## Task statement
Please write out the material below exactly as given.
-=-=-=-=-
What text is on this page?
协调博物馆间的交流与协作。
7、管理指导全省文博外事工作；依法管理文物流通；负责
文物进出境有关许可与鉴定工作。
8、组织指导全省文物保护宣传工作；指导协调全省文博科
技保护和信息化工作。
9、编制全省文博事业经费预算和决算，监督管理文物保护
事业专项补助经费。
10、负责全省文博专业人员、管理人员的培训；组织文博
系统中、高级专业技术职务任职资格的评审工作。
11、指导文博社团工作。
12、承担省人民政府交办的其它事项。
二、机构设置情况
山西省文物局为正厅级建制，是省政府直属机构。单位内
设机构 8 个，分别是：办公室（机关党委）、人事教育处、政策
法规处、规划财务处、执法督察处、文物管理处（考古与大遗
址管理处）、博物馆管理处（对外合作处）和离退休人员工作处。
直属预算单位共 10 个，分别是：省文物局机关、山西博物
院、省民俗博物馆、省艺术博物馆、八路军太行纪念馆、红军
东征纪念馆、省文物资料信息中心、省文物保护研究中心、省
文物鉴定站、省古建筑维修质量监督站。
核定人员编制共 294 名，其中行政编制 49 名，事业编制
-=-=-=-=-
## Correct result
What text is on this page?
协调博物馆间的交流与协作。
7、管理指导全省文博外事工作；依法管理文物流通；负责
文物进出境有关许可与鉴定工作。
8、组织指导全省文物保护宣传工作；指导协调全省文博科
技保护和信息化工作。
9、编制全省文博事业经费预算和决算，监督管理文物保护
事业专项补助经费。
10、负责全省文博专业人员、管理人员的培训；组织文博
系统中、高级专业技术职务任职资格的评审工作。
11、指导文博社团工作。
12、承担省人民政府交办的其它事项。
二、机构设置情况
山西省文物局为正厅级建制，是省政府直属机构。单位内
设机构 8 个，分别是：办公室（机关党委）、人事教育处、政策
法规处、规划财务处、执法督察处、文物管理处（考古与大遗
址管理处）、博物馆管理处（对外合作处）和离退休人员工作处。
直属预算单位共 10 个，分别是：省文物局机关、山西博物
院、省民俗博物馆、省艺术博物馆、八路军太行纪念馆、红军
东征纪念馆、省文物资料信息中心、省文物保护研究中心、省
文物鉴定站、省古建筑维修质量监督站。
核定人员编制共 294 名，其中行政编制 49 名，事业编制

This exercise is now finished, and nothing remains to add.